Reproduce all of the records exactly.

Figure data in JSON
########

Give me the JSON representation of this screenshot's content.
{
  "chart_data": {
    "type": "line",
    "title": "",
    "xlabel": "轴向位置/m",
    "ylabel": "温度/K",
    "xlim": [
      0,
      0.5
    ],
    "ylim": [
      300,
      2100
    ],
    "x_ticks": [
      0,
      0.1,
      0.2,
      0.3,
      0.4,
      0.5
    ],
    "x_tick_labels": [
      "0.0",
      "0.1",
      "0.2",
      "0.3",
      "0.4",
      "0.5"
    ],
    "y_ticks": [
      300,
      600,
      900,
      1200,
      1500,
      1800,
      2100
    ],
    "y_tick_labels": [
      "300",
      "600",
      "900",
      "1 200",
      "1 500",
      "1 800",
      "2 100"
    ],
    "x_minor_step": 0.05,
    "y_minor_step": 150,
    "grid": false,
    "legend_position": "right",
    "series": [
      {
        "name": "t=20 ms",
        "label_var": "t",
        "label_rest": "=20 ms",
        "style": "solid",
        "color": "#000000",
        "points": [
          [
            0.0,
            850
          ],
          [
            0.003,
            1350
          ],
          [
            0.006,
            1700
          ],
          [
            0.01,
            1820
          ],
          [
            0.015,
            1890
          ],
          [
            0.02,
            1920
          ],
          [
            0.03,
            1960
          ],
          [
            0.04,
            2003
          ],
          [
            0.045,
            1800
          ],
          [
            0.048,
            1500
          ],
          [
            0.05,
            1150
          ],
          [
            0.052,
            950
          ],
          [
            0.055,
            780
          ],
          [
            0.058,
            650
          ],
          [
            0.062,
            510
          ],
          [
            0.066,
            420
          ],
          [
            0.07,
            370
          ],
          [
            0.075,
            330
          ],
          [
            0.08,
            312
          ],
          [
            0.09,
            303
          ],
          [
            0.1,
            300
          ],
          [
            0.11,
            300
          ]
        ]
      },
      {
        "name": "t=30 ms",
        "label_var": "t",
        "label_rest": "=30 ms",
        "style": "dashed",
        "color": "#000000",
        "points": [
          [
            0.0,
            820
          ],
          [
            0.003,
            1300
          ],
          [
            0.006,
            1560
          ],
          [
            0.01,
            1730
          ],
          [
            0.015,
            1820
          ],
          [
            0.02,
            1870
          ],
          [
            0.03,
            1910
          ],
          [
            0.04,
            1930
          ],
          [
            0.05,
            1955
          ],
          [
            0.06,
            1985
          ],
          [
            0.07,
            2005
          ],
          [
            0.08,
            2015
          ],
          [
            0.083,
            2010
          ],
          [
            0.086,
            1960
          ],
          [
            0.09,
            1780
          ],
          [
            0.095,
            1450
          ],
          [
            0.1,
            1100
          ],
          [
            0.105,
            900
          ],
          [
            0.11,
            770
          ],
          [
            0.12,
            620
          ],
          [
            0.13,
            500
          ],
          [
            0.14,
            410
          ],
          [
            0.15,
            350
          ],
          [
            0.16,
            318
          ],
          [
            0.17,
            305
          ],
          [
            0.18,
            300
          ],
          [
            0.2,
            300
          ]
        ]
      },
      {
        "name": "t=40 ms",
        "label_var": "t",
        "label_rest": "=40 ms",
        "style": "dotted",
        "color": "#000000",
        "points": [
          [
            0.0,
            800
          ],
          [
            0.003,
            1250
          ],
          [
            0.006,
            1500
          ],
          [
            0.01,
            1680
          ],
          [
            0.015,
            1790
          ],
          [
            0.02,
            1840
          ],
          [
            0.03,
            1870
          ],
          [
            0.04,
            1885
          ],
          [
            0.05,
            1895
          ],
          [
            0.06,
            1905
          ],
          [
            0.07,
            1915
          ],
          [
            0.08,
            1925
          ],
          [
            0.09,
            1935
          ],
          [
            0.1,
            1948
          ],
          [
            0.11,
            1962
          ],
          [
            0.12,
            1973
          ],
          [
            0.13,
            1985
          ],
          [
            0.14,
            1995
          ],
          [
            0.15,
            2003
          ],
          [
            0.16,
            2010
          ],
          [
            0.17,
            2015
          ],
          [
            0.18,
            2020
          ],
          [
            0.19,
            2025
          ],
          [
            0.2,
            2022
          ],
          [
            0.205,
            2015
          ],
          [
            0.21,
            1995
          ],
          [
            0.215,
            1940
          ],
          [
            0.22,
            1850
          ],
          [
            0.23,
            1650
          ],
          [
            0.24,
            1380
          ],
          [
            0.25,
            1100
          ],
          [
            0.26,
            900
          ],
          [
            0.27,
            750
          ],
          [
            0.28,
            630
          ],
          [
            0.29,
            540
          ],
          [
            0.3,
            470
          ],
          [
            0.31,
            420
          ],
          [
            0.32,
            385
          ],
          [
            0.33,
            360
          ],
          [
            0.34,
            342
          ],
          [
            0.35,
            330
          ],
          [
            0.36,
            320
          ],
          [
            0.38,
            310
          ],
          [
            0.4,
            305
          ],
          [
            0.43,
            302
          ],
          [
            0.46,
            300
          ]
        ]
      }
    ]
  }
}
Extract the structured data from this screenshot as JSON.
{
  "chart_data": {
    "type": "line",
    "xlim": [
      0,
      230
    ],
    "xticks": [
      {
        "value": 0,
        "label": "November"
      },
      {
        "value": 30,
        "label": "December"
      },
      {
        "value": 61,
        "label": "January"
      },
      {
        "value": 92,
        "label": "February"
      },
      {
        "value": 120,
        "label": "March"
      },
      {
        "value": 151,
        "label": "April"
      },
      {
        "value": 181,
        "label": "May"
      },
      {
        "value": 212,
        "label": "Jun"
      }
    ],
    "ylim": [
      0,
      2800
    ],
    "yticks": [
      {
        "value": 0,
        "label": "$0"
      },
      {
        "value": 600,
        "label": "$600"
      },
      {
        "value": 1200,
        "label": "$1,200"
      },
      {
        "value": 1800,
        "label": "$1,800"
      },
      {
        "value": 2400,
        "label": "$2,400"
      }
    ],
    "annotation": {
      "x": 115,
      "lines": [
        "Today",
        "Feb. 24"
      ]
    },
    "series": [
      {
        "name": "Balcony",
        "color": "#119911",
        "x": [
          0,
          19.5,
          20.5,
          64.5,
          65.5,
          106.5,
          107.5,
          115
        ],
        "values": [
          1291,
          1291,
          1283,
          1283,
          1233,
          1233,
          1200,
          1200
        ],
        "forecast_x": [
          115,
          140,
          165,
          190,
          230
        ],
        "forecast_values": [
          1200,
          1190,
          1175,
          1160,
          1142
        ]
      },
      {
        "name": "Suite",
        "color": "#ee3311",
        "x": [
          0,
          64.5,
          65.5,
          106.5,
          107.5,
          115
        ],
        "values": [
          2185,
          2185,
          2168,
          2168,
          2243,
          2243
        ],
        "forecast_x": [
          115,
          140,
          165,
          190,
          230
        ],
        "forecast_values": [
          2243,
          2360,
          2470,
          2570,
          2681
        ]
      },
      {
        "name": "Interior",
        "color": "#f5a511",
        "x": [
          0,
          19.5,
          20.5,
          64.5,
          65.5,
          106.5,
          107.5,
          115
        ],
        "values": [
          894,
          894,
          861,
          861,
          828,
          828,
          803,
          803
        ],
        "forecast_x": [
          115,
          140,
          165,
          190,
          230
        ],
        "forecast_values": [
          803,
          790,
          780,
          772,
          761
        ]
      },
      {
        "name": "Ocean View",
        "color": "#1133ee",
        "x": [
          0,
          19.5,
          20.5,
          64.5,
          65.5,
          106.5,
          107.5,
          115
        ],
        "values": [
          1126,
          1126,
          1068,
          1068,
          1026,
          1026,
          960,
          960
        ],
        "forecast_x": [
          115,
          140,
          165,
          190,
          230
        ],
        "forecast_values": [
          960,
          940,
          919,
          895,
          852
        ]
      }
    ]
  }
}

########

Reply ::
Give me the JSON representation of this screenshot's content.
{
  "chart_data": {
    "type": "line",
    "title": "",
    "xlabel": "轴向位置/m",
    "ylabel": "温度/K",
    "xlim": [
      0,
      0.5
    ],
    "ylim": [
      300,
      2100
    ],
    "x_ticks": [
      0,
      0.1,
      0.2,
      0.3,
      0.4,
      0.5
    ],
    "x_tick_labels": [
      "0.0",
      "0.1",
      "0.2",
      "0.3",
      "0.4",
      "0.5"
    ],
    "y_ticks": [
      300,
      600,
      900,
      1200,
      1500,
      1800,
      2100
    ],
    "y_tick_labels": [
      "300",
      "600",
      "900",
      "1 200",
      "1 500",
      "1 800",
      "2 100"
    ],
    "x_minor_step": 0.05,
    "y_minor_step": 150,
    "grid": false,
    "legend_position": "right",
    "series": [
      {
        "name": "t=20 ms",
        "label_var": "t",
        "label_rest": "=20 ms",
        "style": "solid",
        "color": "#000000",
        "points": [
          [
            0.0,
            850
          ],
          [
            0.003,
            1350
          ],
          [
            0.006,
            1700
          ],
          [
            0.01,
            1820
          ],
          [
            0.015,
            1890
          ],
          [
            0.02,
            1920
          ],
          [
            0.03,
            1960
          ],
          [
            0.04,
            2003
          ],
          [
            0.045,
            1800
          ],
          [
            0.048,
            1500
          ],
          [
            0.05,
            1150
          ],
          [
            0.052,
            950
          ],
          [
            0.055,
            780
          ],
          [
            0.058,
            650
          ],
          [
            0.062,
            510
          ],
          [
            0.066,
            420
          ],
          [
            0.07,
            370
          ],
          [
            0.075,
            330
          ],
          [
            0.08,
            312
          ],
          [
            0.09,
            303
          ],
          [
            0.1,
            300
          ],
          [
            0.11,
            300
          ]
        ]
      },
      {
        "name": "t=30 ms",
        "label_var": "t",
        "label_rest": "=30 ms",
        "style": "dashed",
        "color": "#000000",
        "points": [
          [
            0.0,
            820
          ],
          [
            0.003,
            1300
          ],
          [
            0.006,
            1560
          ],
          [
            0.01,
            1730
          ],
          [
            0.015,
            1820
          ],
          [
            0.02,
            1870
          ],
          [
            0.03,
            1910
          ],
          [
            0.04,
            1930
          ],
          [
            0.05,
            1955
          ],
          [
            0.06,
            1985
          ],
          [
            0.07,
            2005
          ],
          [
            0.08,
            2015
          ],
          [
            0.083,
            2010
          ],
          [
            0.086,
            1960
          ],
          [
            0.09,
            1780
          ],
          [
            0.095,
            1450
          ],
          [
            0.1,
            1100
          ],
          [
            0.105,
            900
          ],
          [
            0.11,
            770
          ],
          [
            0.12,
            620
          ],
          [
            0.13,
            500
          ],
          [
            0.14,
            410
          ],
          [
            0.15,
            350
          ],
          [
            0.16,
            318
          ],
          [
            0.17,
            305
          ],
          [
            0.18,
            300
          ],
          [
            0.2,
            300
          ]
        ]
      },
      {
        "name": "t=40 ms",
        "label_var": "t",
        "label_rest": "=40 ms",
        "style": "dotted",
        "color": "#000000",
        "points": [
          [
            0.0,
            800
          ],
          [
            0.003,
            1250
          ],
          [
            0.006,
            1500
          ],
          [
            0.01,
            1680
          ],
          [
            0.015,
            1790
          ],
          [
            0.02,
            1840
          ],
          [
            0.03,
            1870
          ],
          [
            0.04,
            1885
          ],
          [
            0.05,
            1895
          ],
          [
            0.06,
            1905
          ],
          [
            0.07,
            1915
          ],
          [
            0.08,
            1925
          ],
          [
            0.09,
            1935
          ],
          [
            0.1,
            1948
          ],
          [
            0.11,
            1962
          ],
          [
            0.12,
            1973
          ],
          [
            0.13,
            1985
          ],
          [
            0.14,
            1995
          ],
          [
            0.15,
            2003
          ],
          [
            0.16,
            2010
          ],
          [
            0.17,
            2015
          ],
          [
            0.18,
            2020
          ],
          [
            0.19,
            2025
          ],
          [
            0.2,
            2022
          ],
          [
            0.205,
            2015
          ],
          [
            0.21,
            1995
          ],
          [
            0.215,
            1940
          ],
          [
            0.22,
            1850
          ],
          [
            0.23,
            1650
          ],
          [
            0.24,
            1380
          ],
          [
            0.25,
            1100
          ],
          [
            0.26,
            900
          ],
          [
            0.27,
            750
          ],
          [
            0.28,
            630
          ],
          [
            0.29,
            540
          ],
          [
            0.3,
            470
          ],
          [
            0.31,
            420
          ],
          [
            0.32,
            385
          ],
          [
            0.33,
            360
          ],
          [
            0.34,
            342
          ],
          [
            0.35,
            330
          ],
          [
            0.36,
            320
          ],
          [
            0.38,
            310
          ],
          [
            0.4,
            305
          ],
          [
            0.43,
            302
          ],
          [
            0.46,
            300
          ]
        ]
      }
    ]
  }
}
Extract the structured data from this screenshot as JSON.
{
  "chart_data": {
    "type": "line",
    "xlim": [
      0,
      230
    ],
    "xticks": [
      {
        "value": 0,
        "label": "November"
      },
      {
        "value": 30,
        "label": "December"
      },
      {
        "value": 61,
        "label": "January"
      },
      {
        "value": 92,
        "label": "February"
      },
      {
        "value": 120,
        "label": "March"
      },
      {
        "value": 151,
        "label": "April"
      },
      {
        "value": 181,
        "label": "May"
      },
      {
        "value": 212,
        "label": "Jun"
      }
    ],
    "ylim": [
      0,
      2800
    ],
    "yticks": [
      {
        "value": 0,
        "label": "$0"
      },
      {
        "value": 600,
        "label": "$600"
      },
      {
        "value": 1200,
        "label": "$1,200"
      },
      {
        "value": 1800,
        "label": "$1,800"
      },
      {
        "value": 2400,
        "label": "$2,400"
      }
    ],
    "annotation": {
      "x": 115,
      "lines": [
        "Today",
        "Feb. 24"
      ]
    },
    "series": [
      {
        "name": "Balcony",
        "color": "#119911",
        "x": [
          0,
          19.5,
          20.5,
          64.5,
          65.5,
          106.5,
          107.5,
          115
        ],
        "values": [
          1291,
          1291,
          1283,
          1283,
          1233,
          1233,
          1200,
          1200
        ],
        "forecast_x": [
          115,
          140,
          165,
          190,
          230
        ],
        "forecast_values": [
          1200,
          1190,
          1175,
          1160,
          1142
        ]
      },
      {
        "name": "Suite",
        "color": "#ee3311",
        "x": [
          0,
          64.5,
          65.5,
          106.5,
          107.5,
          115
        ],
        "values": [
          2185,
          2185,
          2168,
          2168,
          2243,
          2243
        ],
        "forecast_x": [
          115,
          140,
          165,
          190,
          230
        ],
        "forecast_values": [
          2243,
          2360,
          2470,
          2570,
          2681
        ]
      },
      {
        "name": "Interior",
        "color": "#f5a511",
        "x": [
          0,
          19.5,
          20.5,
          64.5,
          65.5,
          106.5,
          107.5,
          115
        ],
        "values": [
          894,
          894,
          861,
          861,
          828,
          828,
          803,
          803
        ],
        "forecast_x": [
          115,
          140,
          165,
          190,
          230
        ],
        "forecast_values": [
          803,
          790,
          780,
          772,
          761
        ]
      },
      {
        "name": "Ocean View",
        "color": "#1133ee",
        "x": [
          0,
          19.5,
          20.5,
          64.5,
          65.5,
          106.5,
          107.5,
          115
        ],
        "values": [
          1126,
          1126,
          1068,
          1068,
          1026,
          1026,
          960,
          960
        ],
        "forecast_x": [
          115,
          140,
          165,
          190,
          230
        ],
        "forecast_values": [
          960,
          940,
          919,
          895,
          852
        ]
      }
    ]
  }
}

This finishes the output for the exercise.